>> Start Provided records
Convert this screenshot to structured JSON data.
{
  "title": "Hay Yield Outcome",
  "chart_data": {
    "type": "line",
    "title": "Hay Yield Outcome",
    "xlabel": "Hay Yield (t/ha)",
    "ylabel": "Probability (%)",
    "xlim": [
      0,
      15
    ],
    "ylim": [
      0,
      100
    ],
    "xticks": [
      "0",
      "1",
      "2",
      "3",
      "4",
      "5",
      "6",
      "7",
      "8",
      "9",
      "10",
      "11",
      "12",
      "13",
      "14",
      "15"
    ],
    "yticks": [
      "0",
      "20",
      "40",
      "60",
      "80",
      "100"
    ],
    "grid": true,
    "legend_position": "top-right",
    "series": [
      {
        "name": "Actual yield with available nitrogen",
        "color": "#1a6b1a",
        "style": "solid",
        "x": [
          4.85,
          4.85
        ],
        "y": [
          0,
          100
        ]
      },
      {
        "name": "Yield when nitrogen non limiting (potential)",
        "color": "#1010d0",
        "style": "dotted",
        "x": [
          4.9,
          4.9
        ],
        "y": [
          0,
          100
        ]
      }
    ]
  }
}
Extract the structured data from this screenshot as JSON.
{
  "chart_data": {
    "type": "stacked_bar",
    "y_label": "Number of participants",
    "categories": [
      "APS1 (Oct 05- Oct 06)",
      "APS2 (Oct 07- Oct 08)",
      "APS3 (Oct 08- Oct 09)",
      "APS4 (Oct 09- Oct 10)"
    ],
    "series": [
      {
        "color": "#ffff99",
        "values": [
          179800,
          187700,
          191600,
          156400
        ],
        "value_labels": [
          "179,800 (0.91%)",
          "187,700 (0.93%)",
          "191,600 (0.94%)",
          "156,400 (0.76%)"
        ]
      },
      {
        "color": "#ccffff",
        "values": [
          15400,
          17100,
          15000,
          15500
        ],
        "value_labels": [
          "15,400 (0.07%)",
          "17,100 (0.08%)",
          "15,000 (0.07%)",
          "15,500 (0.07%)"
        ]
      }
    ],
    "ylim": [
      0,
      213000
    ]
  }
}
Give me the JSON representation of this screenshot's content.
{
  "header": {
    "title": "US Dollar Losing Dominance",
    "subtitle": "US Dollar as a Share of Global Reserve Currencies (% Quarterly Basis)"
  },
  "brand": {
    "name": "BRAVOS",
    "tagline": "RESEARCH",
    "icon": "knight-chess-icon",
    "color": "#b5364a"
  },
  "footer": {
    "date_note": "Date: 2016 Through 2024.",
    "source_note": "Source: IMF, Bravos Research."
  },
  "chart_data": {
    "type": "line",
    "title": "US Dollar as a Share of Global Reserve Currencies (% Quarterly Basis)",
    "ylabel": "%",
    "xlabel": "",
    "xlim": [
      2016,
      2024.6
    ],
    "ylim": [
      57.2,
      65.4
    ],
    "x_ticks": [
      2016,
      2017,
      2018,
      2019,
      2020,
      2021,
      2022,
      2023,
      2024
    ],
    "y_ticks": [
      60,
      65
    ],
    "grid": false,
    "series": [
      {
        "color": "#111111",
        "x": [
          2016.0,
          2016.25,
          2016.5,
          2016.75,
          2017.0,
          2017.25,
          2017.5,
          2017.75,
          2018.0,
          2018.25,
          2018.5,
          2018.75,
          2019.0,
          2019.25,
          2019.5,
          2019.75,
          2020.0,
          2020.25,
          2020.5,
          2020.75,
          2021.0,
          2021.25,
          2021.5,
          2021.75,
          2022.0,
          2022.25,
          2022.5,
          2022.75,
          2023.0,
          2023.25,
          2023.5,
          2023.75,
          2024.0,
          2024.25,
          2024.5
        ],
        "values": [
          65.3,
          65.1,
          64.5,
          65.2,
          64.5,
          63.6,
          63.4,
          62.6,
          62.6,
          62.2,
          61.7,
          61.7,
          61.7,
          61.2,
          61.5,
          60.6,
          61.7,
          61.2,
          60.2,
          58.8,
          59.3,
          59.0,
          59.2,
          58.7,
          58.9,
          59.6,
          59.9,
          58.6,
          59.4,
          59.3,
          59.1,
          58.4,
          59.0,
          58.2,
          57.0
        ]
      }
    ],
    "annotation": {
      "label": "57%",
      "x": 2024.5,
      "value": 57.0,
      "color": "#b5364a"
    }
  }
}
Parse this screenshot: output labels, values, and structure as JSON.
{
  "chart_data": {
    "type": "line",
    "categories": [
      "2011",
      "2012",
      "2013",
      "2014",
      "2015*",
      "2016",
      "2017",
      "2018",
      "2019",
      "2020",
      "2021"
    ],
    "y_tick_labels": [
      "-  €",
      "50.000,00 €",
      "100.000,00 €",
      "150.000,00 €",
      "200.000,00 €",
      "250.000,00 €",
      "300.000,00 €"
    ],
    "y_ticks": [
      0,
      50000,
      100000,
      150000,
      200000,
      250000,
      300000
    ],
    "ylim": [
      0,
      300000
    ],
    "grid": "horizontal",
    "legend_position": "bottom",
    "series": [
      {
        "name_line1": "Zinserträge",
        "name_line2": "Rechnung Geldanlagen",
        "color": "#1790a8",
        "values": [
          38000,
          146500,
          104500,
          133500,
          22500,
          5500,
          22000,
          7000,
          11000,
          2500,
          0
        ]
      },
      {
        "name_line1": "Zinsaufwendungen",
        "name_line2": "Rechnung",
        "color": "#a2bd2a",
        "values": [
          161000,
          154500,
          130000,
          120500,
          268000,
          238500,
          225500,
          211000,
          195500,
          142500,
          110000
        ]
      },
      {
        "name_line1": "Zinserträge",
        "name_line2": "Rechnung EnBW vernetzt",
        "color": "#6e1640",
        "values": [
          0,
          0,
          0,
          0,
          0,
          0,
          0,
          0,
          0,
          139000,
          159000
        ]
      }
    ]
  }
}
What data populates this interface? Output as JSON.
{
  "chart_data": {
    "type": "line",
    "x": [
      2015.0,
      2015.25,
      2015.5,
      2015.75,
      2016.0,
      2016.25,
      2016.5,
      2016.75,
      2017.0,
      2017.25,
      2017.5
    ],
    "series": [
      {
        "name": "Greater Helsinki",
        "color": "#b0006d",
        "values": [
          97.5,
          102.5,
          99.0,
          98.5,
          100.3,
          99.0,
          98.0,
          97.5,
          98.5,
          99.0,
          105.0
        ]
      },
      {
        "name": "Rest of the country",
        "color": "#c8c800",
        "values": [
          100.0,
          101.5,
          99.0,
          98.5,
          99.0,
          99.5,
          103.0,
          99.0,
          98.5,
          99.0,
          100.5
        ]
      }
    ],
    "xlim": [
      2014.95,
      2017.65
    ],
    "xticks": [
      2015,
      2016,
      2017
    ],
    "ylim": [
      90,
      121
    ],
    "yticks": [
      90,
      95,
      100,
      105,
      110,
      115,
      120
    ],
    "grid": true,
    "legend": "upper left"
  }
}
>> End Provided records
Retype all the material above precisely, with no line left out.

> Result of the exercise
Convert this screenshot to structured JSON data.
{
  "title": "Hay Yield Outcome",
  "chart_data": {
    "type": "line",
    "title": "Hay Yield Outcome",
    "xlabel": "Hay Yield (t/ha)",
    "ylabel": "Probability (%)",
    "xlim": [
      0,
      15
    ],
    "ylim": [
      0,
      100
    ],
    "xticks": [
      "0",
      "1",
      "2",
      "3",
      "4",
      "5",
      "6",
      "7",
      "8",
      "9",
      "10",
      "11",
      "12",
      "13",
      "14",
      "15"
    ],
    "yticks": [
      "0",
      "20",
      "40",
      "60",
      "80",
      "100"
    ],
    "grid": true,
    "legend_position": "top-right",
    "series": [
      {
        "name": "Actual yield with available nitrogen",
        "color": "#1a6b1a",
        "style": "solid",
        "x": [
          4.85,
          4.85
        ],
        "y": [
          0,
          100
        ]
      },
      {
        "name": "Yield when nitrogen non limiting (potential)",
        "color": "#1010d0",
        "style": "dotted",
        "x": [
          4.9,
          4.9
        ],
        "y": [
          0,
          100
        ]
      }
    ]
  }
}
Extract the structured data from this screenshot as JSON.
{
  "chart_data": {
    "type": "stacked_bar",
    "y_label": "Number of participants",
    "categories": [
      "APS1 (Oct 05- Oct 06)",
      "APS2 (Oct 07- Oct 08)",
      "APS3 (Oct 08- Oct 09)",
      "APS4 (Oct 09- Oct 10)"
    ],
    "series": [
      {
        "color": "#ffff99",
        "values": [
          179800,
          187700,
          191600,
          156400
        ],
        "value_labels": [
          "179,800 (0.91%)",
          "187,700 (0.93%)",
          "191,600 (0.94%)",
          "156,400 (0.76%)"
        ]
      },
      {
        "color": "#ccffff",
        "values": [
          15400,
          17100,
          15000,
          15500
        ],
        "value_labels": [
          "15,400 (0.07%)",
          "17,100 (0.08%)",
          "15,000 (0.07%)",
          "15,500 (0.07%)"
        ]
      }
    ],
    "ylim": [
      0,
      213000
    ]
  }
}
Give me the JSON representation of this screenshot's content.
{
  "header": {
    "title": "US Dollar Losing Dominance",
    "subtitle": "US Dollar as a Share of Global Reserve Currencies (% Quarterly Basis)"
  },
  "brand": {
    "name": "BRAVOS",
    "tagline": "RESEARCH",
    "icon": "knight-chess-icon",
    "color": "#b5364a"
  },
  "footer": {
    "date_note": "Date: 2016 Through 2024.",
    "source_note": "Source: IMF, Bravos Research."
  },
  "chart_data": {
    "type": "line",
    "title": "US Dollar as a Share of Global Reserve Currencies (% Quarterly Basis)",
    "ylabel": "%",
    "xlabel": "",
    "xlim": [
      2016,
      2024.6
    ],
    "ylim": [
      57.2,
      65.4
    ],
    "x_ticks": [
      2016,
      2017,
      2018,
      2019,
      2020,
      2021,
      2022,
      2023,
      2024
    ],
    "y_ticks": [
      60,
      65
    ],
    "grid": false,
    "series": [
      {
        "color": "#111111",
        "x": [
          2016.0,
          2016.25,
          2016.5,
          2016.75,
          2017.0,
          2017.25,
          2017.5,
          2017.75,
          2018.0,
          2018.25,
          2018.5,
          2018.75,
          2019.0,
          2019.25,
          2019.5,
          2019.75,
          2020.0,
          2020.25,
          2020.5,
          2020.75,
          2021.0,
          2021.25,
          2021.5,
          2021.75,
          2022.0,
          2022.25,
          2022.5,
          2022.75,
          2023.0,
          2023.25,
          2023.5,
          2023.75,
          2024.0,
          2024.25,
          2024.5
        ],
        "values": [
          65.3,
          65.1,
          64.5,
          65.2,
          64.5,
          63.6,
          63.4,
          62.6,
          62.6,
          62.2,
          61.7,
          61.7,
          61.7,
          61.2,
          61.5,
          60.6,
          61.7,
          61.2,
          60.2,
          58.8,
          59.3,
          59.0,
          59.2,
          58.7,
          58.9,
          59.6,
          59.9,
          58.6,
          59.4,
          59.3,
          59.1,
          58.4,
          59.0,
          58.2,
          57.0
        ]
      }
    ],
    "annotation": {
      "label": "57%",
      "x": 2024.5,
      "value": 57.0,
      "color": "#b5364a"
    }
  }
}
Parse this screenshot: output labels, values, and structure as JSON.
{
  "chart_data": {
    "type": "line",
    "categories": [
      "2011",
      "2012",
      "2013",
      "2014",
      "2015*",
      "2016",
      "2017",
      "2018",
      "2019",
      "2020",
      "2021"
    ],
    "y_tick_labels": [
      "-  €",
      "50.000,00 €",
      "100.000,00 €",
      "150.000,00 €",
      "200.000,00 €",
      "250.000,00 €",
      "300.000,00 €"
    ],
    "y_ticks": [
      0,
      50000,
      100000,
      150000,
      200000,
      250000,
      300000
    ],
    "ylim": [
      0,
      300000
    ],
    "grid": "horizontal",
    "legend_position": "bottom",
    "series": [
      {
        "name_line1": "Zinserträge",
        "name_line2": "Rechnung Geldanlagen",
        "color": "#1790a8",
        "values": [
          38000,
          146500,
          104500,
          133500,
          22500,
          5500,
          22000,
          7000,
          11000,
          2500,
          0
        ]
      },
      {
        "name_line1": "Zinsaufwendungen",
        "name_line2": "Rechnung",
        "color": "#a2bd2a",
        "values": [
          161000,
          154500,
          130000,
          120500,
          268000,
          238500,
          225500,
          211000,
          195500,
          142500,
          110000
        ]
      },
      {
        "name_line1": "Zinserträge",
        "name_line2": "Rechnung EnBW vernetzt",
        "color": "#6e1640",
        "values": [
          0,
          0,
          0,
          0,
          0,
          0,
          0,
          0,
          0,
          139000,
          159000
        ]
      }
    ]
  }
}
What data populates this interface? Output as JSON.
{
  "chart_data": {
    "type": "line",
    "x": [
      2015.0,
      2015.25,
      2015.5,
      2015.75,
      2016.0,
      2016.25,
      2016.5,
      2016.75,
      2017.0,
      2017.25,
      2017.5
    ],
    "series": [
      {
        "name": "Greater Helsinki",
        "color": "#b0006d",
        "values": [
          97.5,
          102.5,
          99.0,
          98.5,
          100.3,
          99.0,
          98.0,
          97.5,
          98.5,
          99.0,
          105.0
        ]
      },
      {
        "name": "Rest of the country",
        "color": "#c8c800",
        "values": [
          100.0,
          101.5,
          99.0,
          98.5,
          99.0,
          99.5,
          103.0,
          99.0,
          98.5,
          99.0,
          100.5
        ]
      }
    ],
    "xlim": [
      2014.95,
      2017.65
    ],
    "xticks": [
      2015,
      2016,
      2017
    ],
    "ylim": [
      90,
      121
    ],
    "yticks": [
      90,
      95,
      100,
      105,
      110,
      115,
      120
    ],
    "grid": true,
    "legend": "upper left"
  }
}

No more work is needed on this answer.